(Records contained in a dataset)
(begin)

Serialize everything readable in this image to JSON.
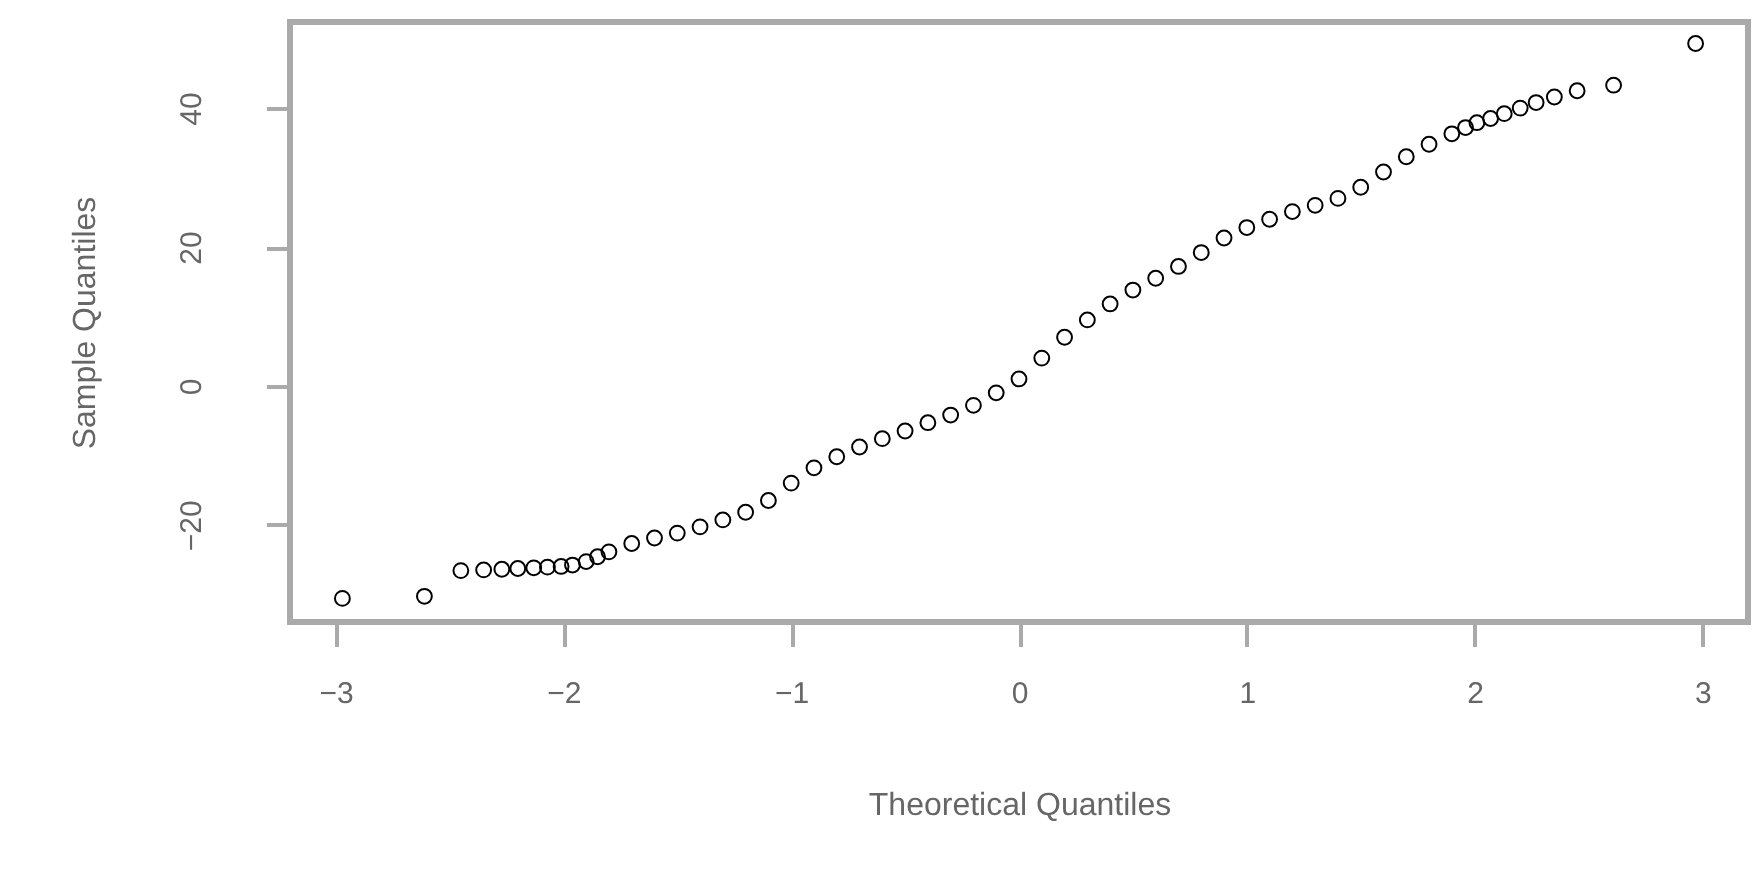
{
  "chart_data": {
    "type": "scatter",
    "xlabel": "Theoretical Quantiles",
    "ylabel": "Sample Quantiles",
    "marker": "circle",
    "xlim": [
      -3.2,
      3.2
    ],
    "xticks": [
      -3,
      -2,
      -1,
      0,
      1,
      2,
      3
    ],
    "ylim": [
      -34,
      52.4
    ],
    "yticks": [
      -20,
      0,
      20,
      40
    ],
    "series": [
      {
        "color": "#000000",
        "x": [
          -2.97,
          -2.61,
          -2.45,
          -2.35,
          -2.27,
          -2.2,
          -2.13,
          -2.07,
          -2.01,
          -1.96,
          -1.9,
          -1.85,
          -1.8,
          -1.7,
          -1.6,
          -1.5,
          -1.4,
          -1.3,
          -1.2,
          -1.1,
          -1.0,
          -0.9,
          -0.8,
          -0.7,
          -0.6,
          -0.5,
          -0.4,
          -0.3,
          -0.2,
          -0.1,
          0,
          0.1,
          0.2,
          0.3,
          0.4,
          0.5,
          0.6,
          0.7,
          0.8,
          0.9,
          1.0,
          1.1,
          1.2,
          1.3,
          1.4,
          1.5,
          1.6,
          1.7,
          1.8,
          1.9,
          1.96,
          2.01,
          2.07,
          2.13,
          2.2,
          2.27,
          2.35,
          2.45,
          2.61,
          2.97
        ],
        "values": [
          -30.6,
          -30.3,
          -26.6,
          -26.5,
          -26.4,
          -26.3,
          -26.2,
          -26.1,
          -26.0,
          -25.8,
          -25.3,
          -24.6,
          -23.9,
          -22.7,
          -21.9,
          -21.2,
          -20.3,
          -19.3,
          -18.2,
          -16.5,
          -14.0,
          -11.8,
          -10.2,
          -8.8,
          -7.6,
          -6.5,
          -5.3,
          -4.2,
          -2.8,
          -1.0,
          1.0,
          4.0,
          7.0,
          9.5,
          11.8,
          13.8,
          15.5,
          17.2,
          19.2,
          21.3,
          22.8,
          24.0,
          25.1,
          26.0,
          27.0,
          28.6,
          30.8,
          33.0,
          34.8,
          36.3,
          37.2,
          37.9,
          38.5,
          39.2,
          40.0,
          40.8,
          41.6,
          42.5,
          43.3,
          49.3
        ]
      }
    ]
  }
}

(end)

• [Your instructions] Write out each line of the data exactly; the images should be left out.

• [Exercise solution]
Serialize everything readable in this image to JSON.
{
  "chart_data": {
    "type": "scatter",
    "xlabel": "Theoretical Quantiles",
    "ylabel": "Sample Quantiles",
    "marker": "circle",
    "xlim": [
      -3.2,
      3.2
    ],
    "xticks": [
      -3,
      -2,
      -1,
      0,
      1,
      2,
      3
    ],
    "ylim": [
      -34,
      52.4
    ],
    "yticks": [
      -20,
      0,
      20,
      40
    ],
    "series": [
      {
        "color": "#000000",
        "x": [
          -2.97,
          -2.61,
          -2.45,
          -2.35,
          -2.27,
          -2.2,
          -2.13,
          -2.07,
          -2.01,
          -1.96,
          -1.9,
          -1.85,
          -1.8,
          -1.7,
          -1.6,
          -1.5,
          -1.4,
          -1.3,
          -1.2,
          -1.1,
          -1.0,
          -0.9,
          -0.8,
          -0.7,
          -0.6,
          -0.5,
          -0.4,
          -0.3,
          -0.2,
          -0.1,
          0,
          0.1,
          0.2,
          0.3,
          0.4,
          0.5,
          0.6,
          0.7,
          0.8,
          0.9,
          1.0,
          1.1,
          1.2,
          1.3,
          1.4,
          1.5,
          1.6,
          1.7,
          1.8,
          1.9,
          1.96,
          2.01,
          2.07,
          2.13,
          2.2,
          2.27,
          2.35,
          2.45,
          2.61,
          2.97
        ],
        "values": [
          -30.6,
          -30.3,
          -26.6,
          -26.5,
          -26.4,
          -26.3,
          -26.2,
          -26.1,
          -26.0,
          -25.8,
          -25.3,
          -24.6,
          -23.9,
          -22.7,
          -21.9,
          -21.2,
          -20.3,
          -19.3,
          -18.2,
          -16.5,
          -14.0,
          -11.8,
          -10.2,
          -8.8,
          -7.6,
          -6.5,
          -5.3,
          -4.2,
          -2.8,
          -1.0,
          1.0,
          4.0,
          7.0,
          9.5,
          11.8,
          13.8,
          15.5,
          17.2,
          19.2,
          21.3,
          22.8,
          24.0,
          25.1,
          26.0,
          27.0,
          28.6,
          30.8,
          33.0,
          34.8,
          36.3,
          37.2,
          37.9,
          38.5,
          39.2,
          40.0,
          40.8,
          41.6,
          42.5,
          43.3,
          49.3
        ]
      }
    ]
  }
}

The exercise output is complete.